Written exercise:
Determine how many lines include the word "firmly", then give that number and nothing more.

## Start

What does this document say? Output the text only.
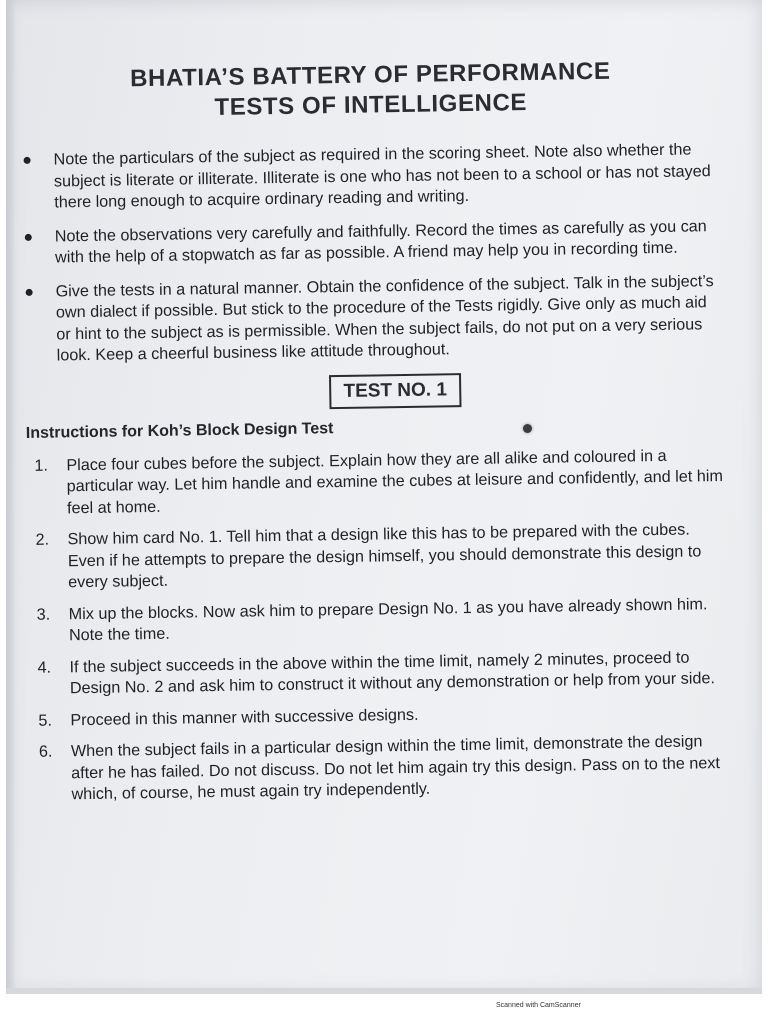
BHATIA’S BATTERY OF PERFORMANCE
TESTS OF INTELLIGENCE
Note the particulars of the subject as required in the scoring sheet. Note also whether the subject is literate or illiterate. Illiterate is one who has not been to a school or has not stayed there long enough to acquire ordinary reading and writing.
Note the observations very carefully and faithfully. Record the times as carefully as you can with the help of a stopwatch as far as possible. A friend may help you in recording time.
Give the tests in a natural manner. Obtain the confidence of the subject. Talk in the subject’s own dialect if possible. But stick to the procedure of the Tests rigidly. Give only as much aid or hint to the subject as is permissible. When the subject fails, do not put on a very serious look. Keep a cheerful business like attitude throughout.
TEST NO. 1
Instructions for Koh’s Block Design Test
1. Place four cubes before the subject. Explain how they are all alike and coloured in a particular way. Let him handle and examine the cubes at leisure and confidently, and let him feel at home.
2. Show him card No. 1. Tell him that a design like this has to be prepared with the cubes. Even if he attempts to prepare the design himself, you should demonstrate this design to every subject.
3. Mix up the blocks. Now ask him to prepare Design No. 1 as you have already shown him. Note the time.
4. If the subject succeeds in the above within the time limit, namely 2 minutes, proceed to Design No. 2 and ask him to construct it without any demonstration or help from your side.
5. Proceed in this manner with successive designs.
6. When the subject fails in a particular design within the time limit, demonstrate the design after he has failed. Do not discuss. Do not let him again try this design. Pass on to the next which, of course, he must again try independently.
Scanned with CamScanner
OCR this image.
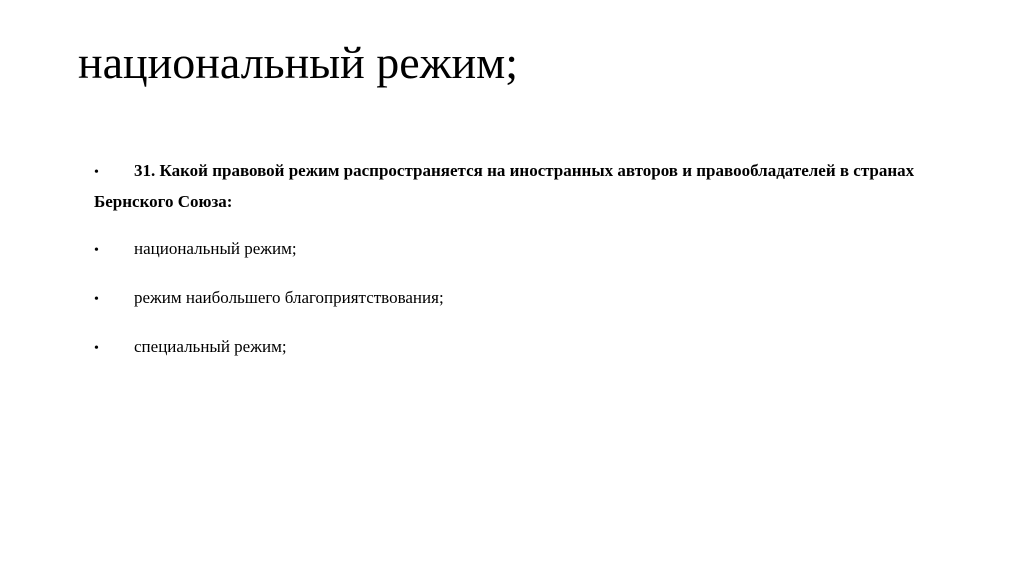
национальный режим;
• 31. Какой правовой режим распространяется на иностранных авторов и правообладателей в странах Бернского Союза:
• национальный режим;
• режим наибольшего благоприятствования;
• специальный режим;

## End
## Start

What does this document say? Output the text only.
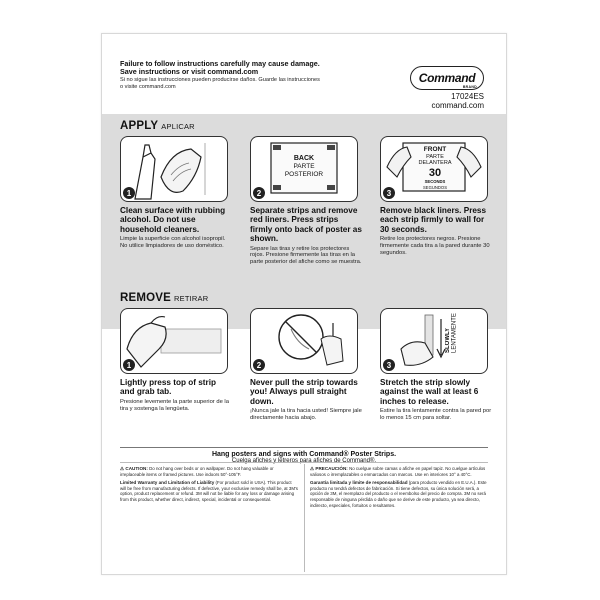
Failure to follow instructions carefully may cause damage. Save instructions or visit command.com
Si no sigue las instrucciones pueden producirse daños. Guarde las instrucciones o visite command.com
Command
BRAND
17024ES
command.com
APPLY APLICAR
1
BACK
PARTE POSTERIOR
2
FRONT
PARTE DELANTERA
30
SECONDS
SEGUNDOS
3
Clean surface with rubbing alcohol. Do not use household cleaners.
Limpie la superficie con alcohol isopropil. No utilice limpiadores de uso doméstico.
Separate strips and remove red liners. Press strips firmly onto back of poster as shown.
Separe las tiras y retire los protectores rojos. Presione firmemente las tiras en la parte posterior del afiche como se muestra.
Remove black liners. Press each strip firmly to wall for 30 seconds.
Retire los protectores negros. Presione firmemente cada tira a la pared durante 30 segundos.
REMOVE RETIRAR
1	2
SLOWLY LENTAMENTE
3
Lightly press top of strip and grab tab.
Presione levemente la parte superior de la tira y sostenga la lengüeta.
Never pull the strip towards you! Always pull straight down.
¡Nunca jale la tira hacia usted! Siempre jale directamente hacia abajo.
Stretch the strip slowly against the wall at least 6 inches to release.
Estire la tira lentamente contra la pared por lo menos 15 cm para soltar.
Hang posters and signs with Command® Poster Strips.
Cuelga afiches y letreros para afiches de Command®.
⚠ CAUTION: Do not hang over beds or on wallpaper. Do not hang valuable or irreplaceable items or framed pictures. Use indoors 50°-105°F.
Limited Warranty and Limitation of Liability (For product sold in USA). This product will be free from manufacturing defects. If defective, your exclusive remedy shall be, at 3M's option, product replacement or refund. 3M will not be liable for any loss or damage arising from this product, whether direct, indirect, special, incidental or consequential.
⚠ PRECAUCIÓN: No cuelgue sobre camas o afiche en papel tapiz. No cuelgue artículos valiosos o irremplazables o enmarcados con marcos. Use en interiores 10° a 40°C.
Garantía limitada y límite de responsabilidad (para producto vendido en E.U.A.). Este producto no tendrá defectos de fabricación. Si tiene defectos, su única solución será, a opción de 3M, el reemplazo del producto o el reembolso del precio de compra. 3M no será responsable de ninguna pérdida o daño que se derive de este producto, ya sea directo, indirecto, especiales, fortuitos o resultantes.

## End
## Start

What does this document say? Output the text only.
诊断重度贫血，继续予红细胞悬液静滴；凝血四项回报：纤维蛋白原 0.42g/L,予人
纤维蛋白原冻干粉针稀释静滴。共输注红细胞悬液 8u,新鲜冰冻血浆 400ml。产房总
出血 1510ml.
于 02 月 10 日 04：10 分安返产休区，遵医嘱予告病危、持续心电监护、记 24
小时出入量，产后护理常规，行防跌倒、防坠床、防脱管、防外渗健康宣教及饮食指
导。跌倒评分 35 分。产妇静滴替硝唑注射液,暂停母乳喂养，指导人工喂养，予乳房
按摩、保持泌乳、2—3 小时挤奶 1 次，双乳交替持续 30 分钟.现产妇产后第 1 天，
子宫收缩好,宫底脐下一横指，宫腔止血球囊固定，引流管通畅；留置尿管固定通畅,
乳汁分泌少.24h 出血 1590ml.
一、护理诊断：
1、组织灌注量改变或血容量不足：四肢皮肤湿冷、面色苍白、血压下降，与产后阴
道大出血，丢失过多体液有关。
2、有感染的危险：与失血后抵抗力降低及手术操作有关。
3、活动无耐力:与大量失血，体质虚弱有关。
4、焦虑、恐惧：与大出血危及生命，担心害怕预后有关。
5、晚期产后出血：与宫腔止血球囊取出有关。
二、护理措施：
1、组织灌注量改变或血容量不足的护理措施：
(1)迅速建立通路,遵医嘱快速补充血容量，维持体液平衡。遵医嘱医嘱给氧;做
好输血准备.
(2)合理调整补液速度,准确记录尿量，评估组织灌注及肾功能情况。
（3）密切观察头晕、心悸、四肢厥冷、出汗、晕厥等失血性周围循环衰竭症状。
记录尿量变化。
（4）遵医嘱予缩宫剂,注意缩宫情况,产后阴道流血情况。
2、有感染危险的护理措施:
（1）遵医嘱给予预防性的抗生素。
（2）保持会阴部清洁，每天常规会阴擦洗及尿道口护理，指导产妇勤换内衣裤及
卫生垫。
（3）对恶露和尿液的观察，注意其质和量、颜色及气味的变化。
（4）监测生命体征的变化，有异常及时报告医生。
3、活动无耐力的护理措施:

## End

Reply:
2